→ **Task directions**:
Copy out every line of the records where the string "JSON" occurs.

→ **Provided records**:
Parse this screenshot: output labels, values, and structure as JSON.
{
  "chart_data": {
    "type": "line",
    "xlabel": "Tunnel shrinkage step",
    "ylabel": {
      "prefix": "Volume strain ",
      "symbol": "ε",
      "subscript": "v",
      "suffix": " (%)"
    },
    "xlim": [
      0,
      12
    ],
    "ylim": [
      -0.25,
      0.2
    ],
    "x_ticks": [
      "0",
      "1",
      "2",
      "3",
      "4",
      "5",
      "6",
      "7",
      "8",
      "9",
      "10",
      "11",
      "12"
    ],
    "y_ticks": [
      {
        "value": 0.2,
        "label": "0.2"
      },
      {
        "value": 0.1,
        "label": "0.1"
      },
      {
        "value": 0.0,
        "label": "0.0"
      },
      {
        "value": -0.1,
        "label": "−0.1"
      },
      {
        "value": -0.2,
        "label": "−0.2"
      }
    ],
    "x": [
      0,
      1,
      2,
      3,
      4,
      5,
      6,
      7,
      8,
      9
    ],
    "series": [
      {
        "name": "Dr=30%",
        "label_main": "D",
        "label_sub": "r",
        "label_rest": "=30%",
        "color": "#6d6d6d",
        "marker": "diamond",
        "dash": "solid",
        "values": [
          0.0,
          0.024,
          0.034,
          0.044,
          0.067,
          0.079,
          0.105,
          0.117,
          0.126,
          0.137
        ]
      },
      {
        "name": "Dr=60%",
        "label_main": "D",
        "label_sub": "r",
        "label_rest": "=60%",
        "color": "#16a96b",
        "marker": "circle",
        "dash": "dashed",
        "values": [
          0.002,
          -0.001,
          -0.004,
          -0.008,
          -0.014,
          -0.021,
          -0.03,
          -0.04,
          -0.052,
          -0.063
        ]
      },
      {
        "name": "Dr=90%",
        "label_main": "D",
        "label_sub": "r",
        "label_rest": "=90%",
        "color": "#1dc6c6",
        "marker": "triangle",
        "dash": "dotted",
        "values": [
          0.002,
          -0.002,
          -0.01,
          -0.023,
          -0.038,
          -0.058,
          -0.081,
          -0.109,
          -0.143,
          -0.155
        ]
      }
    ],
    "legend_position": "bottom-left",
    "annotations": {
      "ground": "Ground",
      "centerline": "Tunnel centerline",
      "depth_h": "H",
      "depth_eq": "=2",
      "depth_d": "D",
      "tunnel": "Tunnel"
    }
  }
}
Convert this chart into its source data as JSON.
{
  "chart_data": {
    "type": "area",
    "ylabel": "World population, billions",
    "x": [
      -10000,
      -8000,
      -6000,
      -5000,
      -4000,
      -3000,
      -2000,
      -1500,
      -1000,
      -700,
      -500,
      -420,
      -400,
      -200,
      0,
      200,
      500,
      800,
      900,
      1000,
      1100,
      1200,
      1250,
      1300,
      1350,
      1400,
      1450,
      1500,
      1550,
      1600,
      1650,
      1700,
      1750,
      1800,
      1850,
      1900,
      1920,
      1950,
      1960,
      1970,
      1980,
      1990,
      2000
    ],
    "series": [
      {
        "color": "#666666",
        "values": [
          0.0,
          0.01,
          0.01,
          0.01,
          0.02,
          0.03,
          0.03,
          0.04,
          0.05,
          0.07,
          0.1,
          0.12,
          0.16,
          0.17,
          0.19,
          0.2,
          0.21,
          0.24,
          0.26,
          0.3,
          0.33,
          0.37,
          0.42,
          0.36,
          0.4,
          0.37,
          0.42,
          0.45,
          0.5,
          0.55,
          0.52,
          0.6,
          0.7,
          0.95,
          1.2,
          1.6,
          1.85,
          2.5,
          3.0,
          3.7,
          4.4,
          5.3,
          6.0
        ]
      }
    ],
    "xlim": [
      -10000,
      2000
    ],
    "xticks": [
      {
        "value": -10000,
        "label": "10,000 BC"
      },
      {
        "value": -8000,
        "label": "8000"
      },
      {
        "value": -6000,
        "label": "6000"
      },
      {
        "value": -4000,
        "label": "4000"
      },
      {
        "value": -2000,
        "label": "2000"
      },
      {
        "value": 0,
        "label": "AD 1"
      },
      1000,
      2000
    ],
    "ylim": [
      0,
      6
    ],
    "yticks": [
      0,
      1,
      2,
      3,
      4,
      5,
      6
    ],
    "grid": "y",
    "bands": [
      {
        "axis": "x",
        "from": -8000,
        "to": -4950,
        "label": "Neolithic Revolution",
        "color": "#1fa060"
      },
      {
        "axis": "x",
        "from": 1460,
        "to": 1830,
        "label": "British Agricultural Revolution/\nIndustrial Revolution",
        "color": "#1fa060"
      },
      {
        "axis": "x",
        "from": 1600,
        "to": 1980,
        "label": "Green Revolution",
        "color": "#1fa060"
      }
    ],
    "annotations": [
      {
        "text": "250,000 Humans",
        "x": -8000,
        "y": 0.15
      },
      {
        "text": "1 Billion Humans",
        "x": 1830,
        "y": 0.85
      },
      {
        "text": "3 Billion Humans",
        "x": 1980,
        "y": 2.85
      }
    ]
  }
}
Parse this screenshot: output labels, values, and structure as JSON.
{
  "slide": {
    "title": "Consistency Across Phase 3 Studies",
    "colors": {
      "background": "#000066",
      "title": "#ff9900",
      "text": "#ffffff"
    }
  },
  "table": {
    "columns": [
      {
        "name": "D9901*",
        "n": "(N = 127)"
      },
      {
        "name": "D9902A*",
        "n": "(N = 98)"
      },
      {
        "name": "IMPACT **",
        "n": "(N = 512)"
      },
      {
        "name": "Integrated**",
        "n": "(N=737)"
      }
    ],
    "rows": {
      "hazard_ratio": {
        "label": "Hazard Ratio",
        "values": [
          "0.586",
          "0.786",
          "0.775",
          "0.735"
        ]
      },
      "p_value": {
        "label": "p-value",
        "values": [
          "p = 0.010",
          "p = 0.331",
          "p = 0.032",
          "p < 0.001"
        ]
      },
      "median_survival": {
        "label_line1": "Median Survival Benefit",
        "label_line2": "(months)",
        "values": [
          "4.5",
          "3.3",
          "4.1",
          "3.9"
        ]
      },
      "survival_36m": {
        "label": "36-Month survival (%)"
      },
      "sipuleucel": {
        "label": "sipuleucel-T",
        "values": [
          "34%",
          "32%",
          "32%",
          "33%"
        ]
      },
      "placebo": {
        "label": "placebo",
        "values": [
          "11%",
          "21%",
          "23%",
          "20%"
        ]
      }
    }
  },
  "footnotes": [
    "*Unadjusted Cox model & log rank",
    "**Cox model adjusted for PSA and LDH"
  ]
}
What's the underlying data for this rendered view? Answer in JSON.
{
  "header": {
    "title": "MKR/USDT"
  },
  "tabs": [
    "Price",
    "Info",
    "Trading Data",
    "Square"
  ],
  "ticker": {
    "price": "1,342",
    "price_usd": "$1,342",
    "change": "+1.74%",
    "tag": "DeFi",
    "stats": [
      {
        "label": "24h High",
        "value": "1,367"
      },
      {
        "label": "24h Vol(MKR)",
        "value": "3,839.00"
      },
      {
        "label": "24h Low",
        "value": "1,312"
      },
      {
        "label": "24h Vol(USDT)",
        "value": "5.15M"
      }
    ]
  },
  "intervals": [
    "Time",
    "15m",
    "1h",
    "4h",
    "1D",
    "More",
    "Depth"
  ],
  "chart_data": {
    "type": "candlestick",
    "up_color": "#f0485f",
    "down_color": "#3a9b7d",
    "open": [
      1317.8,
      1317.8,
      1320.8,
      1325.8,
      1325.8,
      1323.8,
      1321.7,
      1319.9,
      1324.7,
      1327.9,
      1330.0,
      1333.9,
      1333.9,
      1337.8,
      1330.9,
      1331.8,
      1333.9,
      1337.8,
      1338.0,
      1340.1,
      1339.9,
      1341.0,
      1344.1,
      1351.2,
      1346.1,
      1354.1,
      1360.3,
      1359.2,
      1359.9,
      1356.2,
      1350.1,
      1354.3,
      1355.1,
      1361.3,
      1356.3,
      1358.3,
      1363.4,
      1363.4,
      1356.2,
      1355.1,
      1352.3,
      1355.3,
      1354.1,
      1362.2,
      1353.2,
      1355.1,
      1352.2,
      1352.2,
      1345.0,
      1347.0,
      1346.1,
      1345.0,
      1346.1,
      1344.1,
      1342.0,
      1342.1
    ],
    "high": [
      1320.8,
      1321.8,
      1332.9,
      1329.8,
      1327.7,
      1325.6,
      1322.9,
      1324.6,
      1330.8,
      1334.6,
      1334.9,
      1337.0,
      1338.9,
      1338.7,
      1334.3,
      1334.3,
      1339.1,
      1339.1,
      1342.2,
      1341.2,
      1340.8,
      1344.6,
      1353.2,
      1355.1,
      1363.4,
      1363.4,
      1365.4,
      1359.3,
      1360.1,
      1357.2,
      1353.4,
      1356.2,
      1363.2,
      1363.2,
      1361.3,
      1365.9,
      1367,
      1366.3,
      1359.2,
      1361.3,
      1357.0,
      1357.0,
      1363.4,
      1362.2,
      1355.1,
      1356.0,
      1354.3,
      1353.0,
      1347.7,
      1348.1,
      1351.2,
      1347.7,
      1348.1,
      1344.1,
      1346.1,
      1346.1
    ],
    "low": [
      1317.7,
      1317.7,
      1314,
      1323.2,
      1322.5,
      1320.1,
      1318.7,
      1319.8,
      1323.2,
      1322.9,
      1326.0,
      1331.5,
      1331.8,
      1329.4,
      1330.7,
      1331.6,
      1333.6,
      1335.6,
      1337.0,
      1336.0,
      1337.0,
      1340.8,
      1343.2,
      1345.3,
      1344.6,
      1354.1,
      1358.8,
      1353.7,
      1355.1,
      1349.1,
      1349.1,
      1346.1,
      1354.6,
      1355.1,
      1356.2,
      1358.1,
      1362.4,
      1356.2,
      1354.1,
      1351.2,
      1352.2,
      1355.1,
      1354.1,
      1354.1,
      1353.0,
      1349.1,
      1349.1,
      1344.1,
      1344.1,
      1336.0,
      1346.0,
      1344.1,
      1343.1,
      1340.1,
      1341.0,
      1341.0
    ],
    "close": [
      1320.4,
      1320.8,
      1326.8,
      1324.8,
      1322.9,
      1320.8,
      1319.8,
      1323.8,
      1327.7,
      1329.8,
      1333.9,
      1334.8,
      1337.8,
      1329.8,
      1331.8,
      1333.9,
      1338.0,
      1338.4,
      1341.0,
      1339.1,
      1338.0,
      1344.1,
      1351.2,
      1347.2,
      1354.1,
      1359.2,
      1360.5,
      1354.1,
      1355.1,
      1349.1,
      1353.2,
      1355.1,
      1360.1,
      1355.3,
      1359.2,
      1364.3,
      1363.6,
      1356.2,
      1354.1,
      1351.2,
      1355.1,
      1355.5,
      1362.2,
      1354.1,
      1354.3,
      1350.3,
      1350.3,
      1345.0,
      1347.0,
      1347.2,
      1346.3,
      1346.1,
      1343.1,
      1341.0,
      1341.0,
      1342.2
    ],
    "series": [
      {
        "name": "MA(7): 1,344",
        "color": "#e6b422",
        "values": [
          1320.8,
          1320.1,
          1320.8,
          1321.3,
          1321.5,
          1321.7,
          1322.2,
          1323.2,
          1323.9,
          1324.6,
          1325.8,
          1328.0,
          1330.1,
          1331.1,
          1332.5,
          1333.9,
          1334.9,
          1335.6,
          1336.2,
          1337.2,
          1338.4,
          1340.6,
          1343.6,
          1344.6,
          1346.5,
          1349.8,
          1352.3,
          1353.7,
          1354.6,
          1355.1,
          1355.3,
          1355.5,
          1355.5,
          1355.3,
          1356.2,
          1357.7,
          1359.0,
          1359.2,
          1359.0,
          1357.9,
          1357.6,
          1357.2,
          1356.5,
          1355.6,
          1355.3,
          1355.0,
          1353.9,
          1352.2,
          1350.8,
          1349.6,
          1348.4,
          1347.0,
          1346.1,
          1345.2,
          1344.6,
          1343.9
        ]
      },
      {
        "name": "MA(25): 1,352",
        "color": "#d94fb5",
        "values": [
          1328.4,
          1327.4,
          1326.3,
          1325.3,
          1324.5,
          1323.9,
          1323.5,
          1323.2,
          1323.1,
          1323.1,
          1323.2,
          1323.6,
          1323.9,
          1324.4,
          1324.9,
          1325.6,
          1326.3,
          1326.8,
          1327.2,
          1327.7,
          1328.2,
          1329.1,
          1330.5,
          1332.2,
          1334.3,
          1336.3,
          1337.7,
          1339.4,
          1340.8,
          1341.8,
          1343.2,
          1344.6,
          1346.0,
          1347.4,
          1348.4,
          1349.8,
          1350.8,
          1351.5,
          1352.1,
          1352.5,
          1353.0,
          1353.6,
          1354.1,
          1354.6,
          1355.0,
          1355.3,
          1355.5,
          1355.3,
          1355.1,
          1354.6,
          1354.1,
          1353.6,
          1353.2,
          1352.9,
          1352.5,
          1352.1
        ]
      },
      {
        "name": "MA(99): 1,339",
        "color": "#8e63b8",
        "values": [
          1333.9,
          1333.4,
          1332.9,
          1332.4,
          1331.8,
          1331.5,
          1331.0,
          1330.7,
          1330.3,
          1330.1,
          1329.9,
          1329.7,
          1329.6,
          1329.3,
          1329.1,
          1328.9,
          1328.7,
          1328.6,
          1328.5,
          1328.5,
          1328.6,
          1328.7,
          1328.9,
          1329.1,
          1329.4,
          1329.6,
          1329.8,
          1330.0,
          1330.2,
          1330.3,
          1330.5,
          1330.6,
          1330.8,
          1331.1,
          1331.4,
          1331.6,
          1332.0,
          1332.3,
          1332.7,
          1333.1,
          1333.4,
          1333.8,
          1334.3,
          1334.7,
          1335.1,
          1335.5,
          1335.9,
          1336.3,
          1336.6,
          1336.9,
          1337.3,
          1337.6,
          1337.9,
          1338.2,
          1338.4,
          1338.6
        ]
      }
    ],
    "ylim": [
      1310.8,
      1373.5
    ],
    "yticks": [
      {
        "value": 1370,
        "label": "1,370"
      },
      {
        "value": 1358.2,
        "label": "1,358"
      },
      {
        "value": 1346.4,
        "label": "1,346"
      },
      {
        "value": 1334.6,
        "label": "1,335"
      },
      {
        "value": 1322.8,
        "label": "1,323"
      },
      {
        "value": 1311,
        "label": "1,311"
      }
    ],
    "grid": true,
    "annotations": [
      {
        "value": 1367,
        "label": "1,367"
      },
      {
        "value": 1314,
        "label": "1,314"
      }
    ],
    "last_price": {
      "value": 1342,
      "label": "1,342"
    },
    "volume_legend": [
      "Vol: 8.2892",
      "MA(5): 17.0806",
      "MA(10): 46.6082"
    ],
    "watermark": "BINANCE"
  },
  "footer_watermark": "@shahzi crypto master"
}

→ **Result of this exercise**:
Parse this screenshot: output labels, values, and structure as JSON.
Convert this chart into its source data as JSON.
Parse this screenshot: output labels, values, and structure as JSON.
What's the underlying data for this rendered view? Answer in JSON.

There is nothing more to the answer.